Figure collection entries
--
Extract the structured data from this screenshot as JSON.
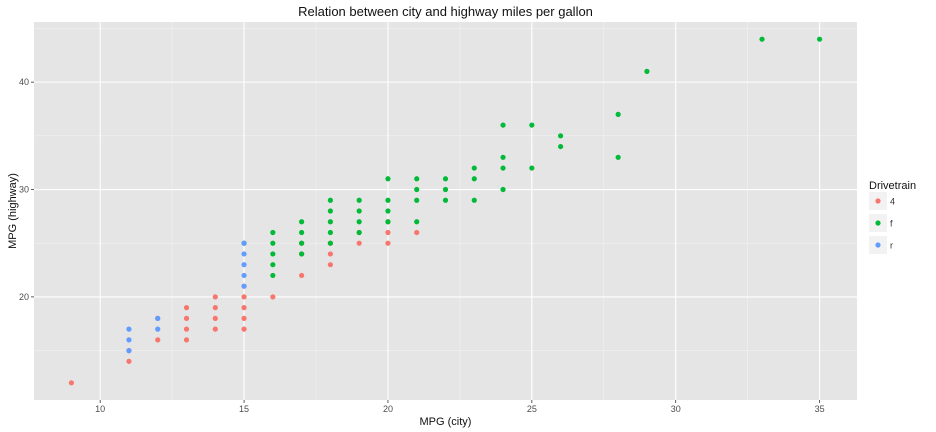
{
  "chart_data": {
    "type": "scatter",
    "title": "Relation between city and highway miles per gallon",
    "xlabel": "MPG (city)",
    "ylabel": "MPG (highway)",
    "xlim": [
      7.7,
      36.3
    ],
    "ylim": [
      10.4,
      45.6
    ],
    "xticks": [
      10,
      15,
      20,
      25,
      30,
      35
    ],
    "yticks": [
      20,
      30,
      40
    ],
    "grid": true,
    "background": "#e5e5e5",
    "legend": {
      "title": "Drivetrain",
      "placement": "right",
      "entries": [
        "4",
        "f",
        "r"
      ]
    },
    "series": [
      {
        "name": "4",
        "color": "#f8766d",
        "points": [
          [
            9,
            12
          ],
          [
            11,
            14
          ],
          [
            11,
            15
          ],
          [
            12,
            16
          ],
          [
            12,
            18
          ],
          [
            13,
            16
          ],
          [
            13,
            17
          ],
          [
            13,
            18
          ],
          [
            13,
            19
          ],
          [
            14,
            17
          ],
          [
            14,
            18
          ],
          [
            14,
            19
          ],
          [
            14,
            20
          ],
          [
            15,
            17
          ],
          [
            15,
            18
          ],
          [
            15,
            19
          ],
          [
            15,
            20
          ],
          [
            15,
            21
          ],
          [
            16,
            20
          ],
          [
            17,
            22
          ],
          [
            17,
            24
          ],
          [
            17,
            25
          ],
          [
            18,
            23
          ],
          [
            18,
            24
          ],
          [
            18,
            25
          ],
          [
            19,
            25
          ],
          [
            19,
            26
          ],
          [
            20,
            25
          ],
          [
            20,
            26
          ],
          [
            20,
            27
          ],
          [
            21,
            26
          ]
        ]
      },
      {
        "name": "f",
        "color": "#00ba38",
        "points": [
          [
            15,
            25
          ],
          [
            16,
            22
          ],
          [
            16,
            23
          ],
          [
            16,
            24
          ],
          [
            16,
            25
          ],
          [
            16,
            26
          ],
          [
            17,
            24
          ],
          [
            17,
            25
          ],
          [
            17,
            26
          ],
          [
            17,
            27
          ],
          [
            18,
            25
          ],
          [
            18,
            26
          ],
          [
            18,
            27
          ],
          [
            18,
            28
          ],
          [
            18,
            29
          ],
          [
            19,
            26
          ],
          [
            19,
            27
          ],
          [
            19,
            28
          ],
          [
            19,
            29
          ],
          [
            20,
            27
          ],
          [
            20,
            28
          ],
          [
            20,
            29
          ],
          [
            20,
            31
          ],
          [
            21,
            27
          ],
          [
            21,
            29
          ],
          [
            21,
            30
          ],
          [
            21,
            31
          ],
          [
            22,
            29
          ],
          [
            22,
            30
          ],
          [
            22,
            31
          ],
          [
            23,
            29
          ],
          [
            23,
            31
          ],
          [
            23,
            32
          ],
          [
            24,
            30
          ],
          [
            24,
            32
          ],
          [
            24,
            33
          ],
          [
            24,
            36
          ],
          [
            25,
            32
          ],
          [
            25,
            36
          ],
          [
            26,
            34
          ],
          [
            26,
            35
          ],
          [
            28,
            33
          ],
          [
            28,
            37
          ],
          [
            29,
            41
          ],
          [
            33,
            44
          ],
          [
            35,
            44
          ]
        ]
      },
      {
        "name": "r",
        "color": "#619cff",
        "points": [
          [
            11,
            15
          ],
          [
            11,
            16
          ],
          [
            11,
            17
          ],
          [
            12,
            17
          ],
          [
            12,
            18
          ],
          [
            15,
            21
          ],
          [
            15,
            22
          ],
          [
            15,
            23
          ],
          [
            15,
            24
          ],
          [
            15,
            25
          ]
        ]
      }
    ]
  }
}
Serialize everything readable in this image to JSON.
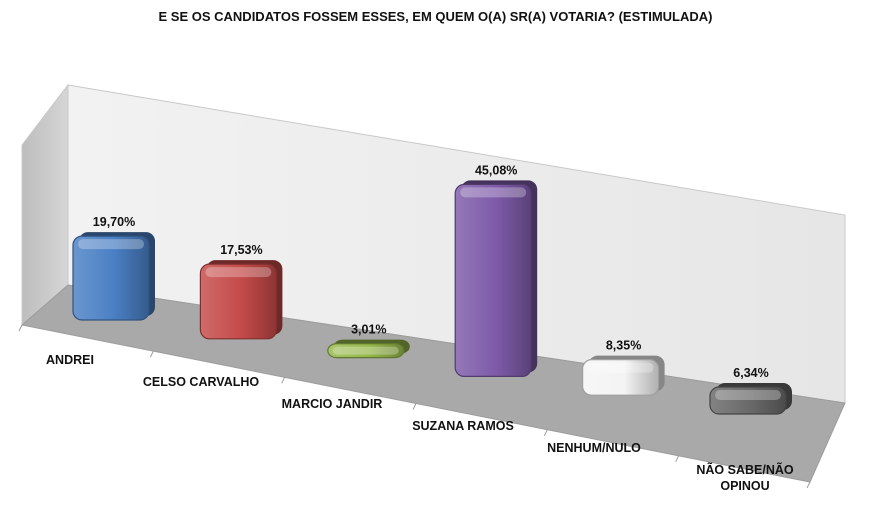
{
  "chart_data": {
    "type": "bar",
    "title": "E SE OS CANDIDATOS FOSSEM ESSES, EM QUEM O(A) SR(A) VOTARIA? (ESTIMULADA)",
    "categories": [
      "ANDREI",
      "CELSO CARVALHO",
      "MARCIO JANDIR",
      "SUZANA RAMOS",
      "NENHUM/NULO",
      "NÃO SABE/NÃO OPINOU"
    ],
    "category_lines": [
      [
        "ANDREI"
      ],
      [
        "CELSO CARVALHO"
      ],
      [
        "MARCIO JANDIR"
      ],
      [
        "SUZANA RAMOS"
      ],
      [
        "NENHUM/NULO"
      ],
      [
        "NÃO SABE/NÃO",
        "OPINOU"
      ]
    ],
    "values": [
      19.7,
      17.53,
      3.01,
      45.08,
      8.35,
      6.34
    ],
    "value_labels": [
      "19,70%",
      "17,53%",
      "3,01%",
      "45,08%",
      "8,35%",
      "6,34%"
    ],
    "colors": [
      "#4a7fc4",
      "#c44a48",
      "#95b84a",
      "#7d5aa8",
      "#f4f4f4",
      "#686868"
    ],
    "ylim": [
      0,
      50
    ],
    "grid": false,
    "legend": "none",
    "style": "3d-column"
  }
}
--
* [EXERCISE PROMPT]: Pictures stay out of the copy; please restate every record above exactly.

* [ANSWER TO THE PROBLEM]:
Extract the structured data from this screenshot as JSON.
{
  "chart_data": {
    "type": "scatter",
    "title": "Relation between city and highway miles per gallon",
    "xlabel": "MPG (city)",
    "ylabel": "MPG (highway)",
    "xlim": [
      7.7,
      36.3
    ],
    "ylim": [
      10.4,
      45.6
    ],
    "xticks": [
      10,
      15,
      20,
      25,
      30,
      35
    ],
    "yticks": [
      20,
      30,
      40
    ],
    "grid": true,
    "background": "#e5e5e5",
    "legend": {
      "title": "Drivetrain",
      "placement": "right",
      "entries": [
        "4",
        "f",
        "r"
      ]
    },
    "series": [
      {
        "name": "4",
        "color": "#f8766d",
        "points": [
          [
            9,
            12
          ],
          [
            11,
            14
          ],
          [
            11,
            15
          ],
          [
            12,
            16
          ],
          [
            12,
            18
          ],
          [
            13,
            16
          ],
          [
            13,
            17
          ],
          [
            13,
            18
          ],
          [
            13,
            19
          ],
          [
            14,
            17
          ],
          [
            14,
            18
          ],
          [
            14,
            19
          ],
          [
            14,
            20
          ],
          [
            15,
            17
          ],
          [
            15,
            18
          ],
          [
            15,
            19
          ],
          [
            15,
            20
          ],
          [
            15,
            21
          ],
          [
            16,
            20
          ],
          [
            17,
            22
          ],
          [
            17,
            24
          ],
          [
            17,
            25
          ],
          [
            18,
            23
          ],
          [
            18,
            24
          ],
          [
            18,
            25
          ],
          [
            19,
            25
          ],
          [
            19,
            26
          ],
          [
            20,
            25
          ],
          [
            20,
            26
          ],
          [
            20,
            27
          ],
          [
            21,
            26
          ]
        ]
      },
      {
        "name": "f",
        "color": "#00ba38",
        "points": [
          [
            15,
            25
          ],
          [
            16,
            22
          ],
          [
            16,
            23
          ],
          [
            16,
            24
          ],
          [
            16,
            25
          ],
          [
            16,
            26
          ],
          [
            17,
            24
          ],
          [
            17,
            25
          ],
          [
            17,
            26
          ],
          [
            17,
            27
          ],
          [
            18,
            25
          ],
          [
            18,
            26
          ],
          [
            18,
            27
          ],
          [
            18,
            28
          ],
          [
            18,
            29
          ],
          [
            19,
            26
          ],
          [
            19,
            27
          ],
          [
            19,
            28
          ],
          [
            19,
            29
          ],
          [
            20,
            27
          ],
          [
            20,
            28
          ],
          [
            20,
            29
          ],
          [
            20,
            31
          ],
          [
            21,
            27
          ],
          [
            21,
            29
          ],
          [
            21,
            30
          ],
          [
            21,
            31
          ],
          [
            22,
            29
          ],
          [
            22,
            30
          ],
          [
            22,
            31
          ],
          [
            23,
            29
          ],
          [
            23,
            31
          ],
          [
            23,
            32
          ],
          [
            24,
            30
          ],
          [
            24,
            32
          ],
          [
            24,
            33
          ],
          [
            24,
            36
          ],
          [
            25,
            32
          ],
          [
            25,
            36
          ],
          [
            26,
            34
          ],
          [
            26,
            35
          ],
          [
            28,
            33
          ],
          [
            28,
            37
          ],
          [
            29,
            41
          ],
          [
            33,
            44
          ],
          [
            35,
            44
          ]
        ]
      },
      {
        "name": "r",
        "color": "#619cff",
        "points": [
          [
            11,
            15
          ],
          [
            11,
            16
          ],
          [
            11,
            17
          ],
          [
            12,
            17
          ],
          [
            12,
            18
          ],
          [
            15,
            21
          ],
          [
            15,
            22
          ],
          [
            15,
            23
          ],
          [
            15,
            24
          ],
          [
            15,
            25
          ]
        ]
      }
    ]
  }
}
Serialize everything readable in this image to JSON.
{
  "chart_data": {
    "type": "bar",
    "title": "E SE OS CANDIDATOS FOSSEM ESSES, EM QUEM O(A) SR(A) VOTARIA? (ESTIMULADA)",
    "categories": [
      "ANDREI",
      "CELSO CARVALHO",
      "MARCIO JANDIR",
      "SUZANA RAMOS",
      "NENHUM/NULO",
      "NÃO SABE/NÃO OPINOU"
    ],
    "category_lines": [
      [
        "ANDREI"
      ],
      [
        "CELSO CARVALHO"
      ],
      [
        "MARCIO JANDIR"
      ],
      [
        "SUZANA RAMOS"
      ],
      [
        "NENHUM/NULO"
      ],
      [
        "NÃO SABE/NÃO",
        "OPINOU"
      ]
    ],
    "values": [
      19.7,
      17.53,
      3.01,
      45.08,
      8.35,
      6.34
    ],
    "value_labels": [
      "19,70%",
      "17,53%",
      "3,01%",
      "45,08%",
      "8,35%",
      "6,34%"
    ],
    "colors": [
      "#4a7fc4",
      "#c44a48",
      "#95b84a",
      "#7d5aa8",
      "#f4f4f4",
      "#686868"
    ],
    "ylim": [
      0,
      50
    ],
    "grid": false,
    "legend": "none",
    "style": "3d-column"
  }
}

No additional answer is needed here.